(Directions): Scan the material below for lines with the word "Observatory" and report how many there are, with nothing added.

(Material provided):
----

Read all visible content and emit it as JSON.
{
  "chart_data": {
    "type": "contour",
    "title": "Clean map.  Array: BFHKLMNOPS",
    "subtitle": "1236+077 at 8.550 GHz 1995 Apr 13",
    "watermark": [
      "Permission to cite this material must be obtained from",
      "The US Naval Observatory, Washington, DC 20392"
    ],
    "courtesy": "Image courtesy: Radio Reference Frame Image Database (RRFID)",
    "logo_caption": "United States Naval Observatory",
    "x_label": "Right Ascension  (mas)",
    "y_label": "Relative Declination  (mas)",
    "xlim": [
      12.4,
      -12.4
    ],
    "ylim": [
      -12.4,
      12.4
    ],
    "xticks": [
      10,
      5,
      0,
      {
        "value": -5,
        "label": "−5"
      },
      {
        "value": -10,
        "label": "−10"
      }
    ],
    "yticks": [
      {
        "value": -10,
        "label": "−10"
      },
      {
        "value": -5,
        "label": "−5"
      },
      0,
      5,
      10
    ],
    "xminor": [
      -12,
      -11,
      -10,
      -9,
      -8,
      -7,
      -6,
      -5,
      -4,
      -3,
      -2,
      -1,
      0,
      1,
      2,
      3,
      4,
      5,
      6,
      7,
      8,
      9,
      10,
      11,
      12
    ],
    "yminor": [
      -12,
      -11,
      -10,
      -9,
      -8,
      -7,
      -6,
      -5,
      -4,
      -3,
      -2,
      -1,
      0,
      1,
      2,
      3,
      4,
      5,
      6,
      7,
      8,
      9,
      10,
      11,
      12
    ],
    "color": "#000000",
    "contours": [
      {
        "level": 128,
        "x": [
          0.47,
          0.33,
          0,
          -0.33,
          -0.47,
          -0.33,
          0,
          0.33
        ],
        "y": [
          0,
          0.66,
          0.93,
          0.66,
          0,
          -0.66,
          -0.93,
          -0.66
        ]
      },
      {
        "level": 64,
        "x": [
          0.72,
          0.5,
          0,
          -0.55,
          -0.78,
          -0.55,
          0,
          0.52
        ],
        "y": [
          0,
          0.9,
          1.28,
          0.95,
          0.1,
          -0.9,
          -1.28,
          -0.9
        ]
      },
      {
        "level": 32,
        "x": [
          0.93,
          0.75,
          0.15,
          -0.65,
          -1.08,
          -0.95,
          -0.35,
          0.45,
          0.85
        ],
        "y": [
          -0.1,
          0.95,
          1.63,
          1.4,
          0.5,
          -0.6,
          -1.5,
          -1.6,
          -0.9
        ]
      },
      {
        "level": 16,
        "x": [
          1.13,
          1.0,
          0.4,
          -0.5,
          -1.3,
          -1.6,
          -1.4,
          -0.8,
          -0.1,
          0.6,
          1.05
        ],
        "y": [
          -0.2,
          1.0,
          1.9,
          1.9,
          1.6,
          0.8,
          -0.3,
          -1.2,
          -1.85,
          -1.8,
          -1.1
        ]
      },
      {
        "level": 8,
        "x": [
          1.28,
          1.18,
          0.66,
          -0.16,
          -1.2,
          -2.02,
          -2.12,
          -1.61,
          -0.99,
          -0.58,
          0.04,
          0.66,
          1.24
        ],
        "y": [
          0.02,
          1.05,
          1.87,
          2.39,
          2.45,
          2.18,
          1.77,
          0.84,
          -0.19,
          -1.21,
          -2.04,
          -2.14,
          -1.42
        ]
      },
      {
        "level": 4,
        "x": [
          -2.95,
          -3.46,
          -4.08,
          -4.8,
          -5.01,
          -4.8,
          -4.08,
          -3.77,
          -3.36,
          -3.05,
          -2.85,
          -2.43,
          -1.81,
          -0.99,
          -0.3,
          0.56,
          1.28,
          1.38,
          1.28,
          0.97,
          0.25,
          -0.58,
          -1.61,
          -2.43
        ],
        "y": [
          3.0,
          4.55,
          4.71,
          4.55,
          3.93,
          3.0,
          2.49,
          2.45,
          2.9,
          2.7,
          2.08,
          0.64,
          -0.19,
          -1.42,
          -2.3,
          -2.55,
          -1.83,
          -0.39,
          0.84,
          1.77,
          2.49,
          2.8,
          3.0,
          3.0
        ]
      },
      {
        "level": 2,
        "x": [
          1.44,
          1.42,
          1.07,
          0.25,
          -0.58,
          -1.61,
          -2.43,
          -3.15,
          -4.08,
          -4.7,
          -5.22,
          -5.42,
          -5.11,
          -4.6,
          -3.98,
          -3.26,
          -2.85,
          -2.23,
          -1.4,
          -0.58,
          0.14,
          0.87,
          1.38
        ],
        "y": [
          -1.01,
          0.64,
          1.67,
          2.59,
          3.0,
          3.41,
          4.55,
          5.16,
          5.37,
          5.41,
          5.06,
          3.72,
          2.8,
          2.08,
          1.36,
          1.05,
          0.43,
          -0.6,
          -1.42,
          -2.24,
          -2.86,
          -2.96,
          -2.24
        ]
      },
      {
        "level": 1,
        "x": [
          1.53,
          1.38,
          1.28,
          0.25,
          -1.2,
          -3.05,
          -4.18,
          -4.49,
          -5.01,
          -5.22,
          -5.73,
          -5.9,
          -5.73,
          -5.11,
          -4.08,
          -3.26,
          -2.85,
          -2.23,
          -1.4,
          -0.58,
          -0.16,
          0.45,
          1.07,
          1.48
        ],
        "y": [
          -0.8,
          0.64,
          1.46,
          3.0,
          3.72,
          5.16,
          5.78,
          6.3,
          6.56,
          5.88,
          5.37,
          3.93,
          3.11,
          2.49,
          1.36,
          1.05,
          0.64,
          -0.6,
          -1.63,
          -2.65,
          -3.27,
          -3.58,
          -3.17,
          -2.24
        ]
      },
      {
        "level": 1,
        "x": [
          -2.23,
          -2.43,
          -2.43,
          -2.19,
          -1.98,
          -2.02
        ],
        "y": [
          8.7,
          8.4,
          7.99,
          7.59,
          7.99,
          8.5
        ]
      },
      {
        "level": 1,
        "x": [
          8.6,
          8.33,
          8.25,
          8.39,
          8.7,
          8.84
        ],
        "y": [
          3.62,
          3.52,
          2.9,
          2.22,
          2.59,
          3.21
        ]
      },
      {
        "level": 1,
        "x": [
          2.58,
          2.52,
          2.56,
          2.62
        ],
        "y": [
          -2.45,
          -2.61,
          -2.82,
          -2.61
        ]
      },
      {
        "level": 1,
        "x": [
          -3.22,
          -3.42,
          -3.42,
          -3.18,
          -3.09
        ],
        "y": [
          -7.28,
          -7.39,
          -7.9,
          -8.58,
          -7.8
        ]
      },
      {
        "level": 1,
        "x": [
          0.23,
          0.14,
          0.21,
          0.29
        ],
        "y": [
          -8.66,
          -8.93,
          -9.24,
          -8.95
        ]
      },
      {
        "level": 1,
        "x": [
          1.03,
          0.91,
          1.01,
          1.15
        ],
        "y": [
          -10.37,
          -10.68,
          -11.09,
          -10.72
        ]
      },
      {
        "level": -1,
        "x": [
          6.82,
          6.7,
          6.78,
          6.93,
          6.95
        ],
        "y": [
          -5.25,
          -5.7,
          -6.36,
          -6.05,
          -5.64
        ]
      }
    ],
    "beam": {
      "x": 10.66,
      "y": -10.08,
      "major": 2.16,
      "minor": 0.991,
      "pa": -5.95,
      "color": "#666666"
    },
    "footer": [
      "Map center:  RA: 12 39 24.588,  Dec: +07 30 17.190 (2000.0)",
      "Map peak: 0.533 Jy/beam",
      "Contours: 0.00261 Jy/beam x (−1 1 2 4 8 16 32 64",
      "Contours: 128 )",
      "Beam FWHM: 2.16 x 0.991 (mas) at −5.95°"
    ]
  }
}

----

(Task response): 2